## The request
Find every line with the word "residents". Copy those lines.
** Begin Data provided **
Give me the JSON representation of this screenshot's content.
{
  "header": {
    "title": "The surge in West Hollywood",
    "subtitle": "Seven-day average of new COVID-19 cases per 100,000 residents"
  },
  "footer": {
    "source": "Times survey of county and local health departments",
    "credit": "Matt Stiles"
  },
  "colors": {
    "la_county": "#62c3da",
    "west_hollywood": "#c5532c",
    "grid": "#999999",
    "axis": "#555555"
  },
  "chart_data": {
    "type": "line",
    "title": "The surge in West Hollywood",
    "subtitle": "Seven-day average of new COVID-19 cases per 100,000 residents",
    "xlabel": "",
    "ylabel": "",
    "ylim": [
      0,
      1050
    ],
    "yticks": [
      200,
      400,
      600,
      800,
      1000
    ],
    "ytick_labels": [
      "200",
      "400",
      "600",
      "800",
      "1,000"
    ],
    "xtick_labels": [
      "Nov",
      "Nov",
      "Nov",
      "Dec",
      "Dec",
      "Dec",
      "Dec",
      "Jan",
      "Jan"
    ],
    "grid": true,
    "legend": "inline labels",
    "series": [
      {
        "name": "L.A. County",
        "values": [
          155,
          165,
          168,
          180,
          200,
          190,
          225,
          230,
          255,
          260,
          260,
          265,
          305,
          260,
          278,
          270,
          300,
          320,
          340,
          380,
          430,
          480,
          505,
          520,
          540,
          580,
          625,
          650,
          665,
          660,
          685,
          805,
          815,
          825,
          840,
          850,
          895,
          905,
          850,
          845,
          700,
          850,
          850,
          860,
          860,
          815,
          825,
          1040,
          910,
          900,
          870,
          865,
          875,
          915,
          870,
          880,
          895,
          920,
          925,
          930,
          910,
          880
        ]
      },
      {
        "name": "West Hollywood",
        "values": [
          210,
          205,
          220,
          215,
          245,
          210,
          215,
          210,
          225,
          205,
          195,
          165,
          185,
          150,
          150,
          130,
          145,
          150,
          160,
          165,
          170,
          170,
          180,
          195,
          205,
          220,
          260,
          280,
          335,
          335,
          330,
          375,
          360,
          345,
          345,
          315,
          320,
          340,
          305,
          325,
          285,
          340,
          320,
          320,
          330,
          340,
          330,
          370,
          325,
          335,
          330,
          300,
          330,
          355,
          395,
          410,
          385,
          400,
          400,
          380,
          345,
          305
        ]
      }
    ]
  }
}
** End Data provided **
## Task output
    "subtitle": "Seven-day average of new COVID-19 cases per 100,000 residents"
    "subtitle": "Seven-day average of new COVID-19 cases per 100,000 residents",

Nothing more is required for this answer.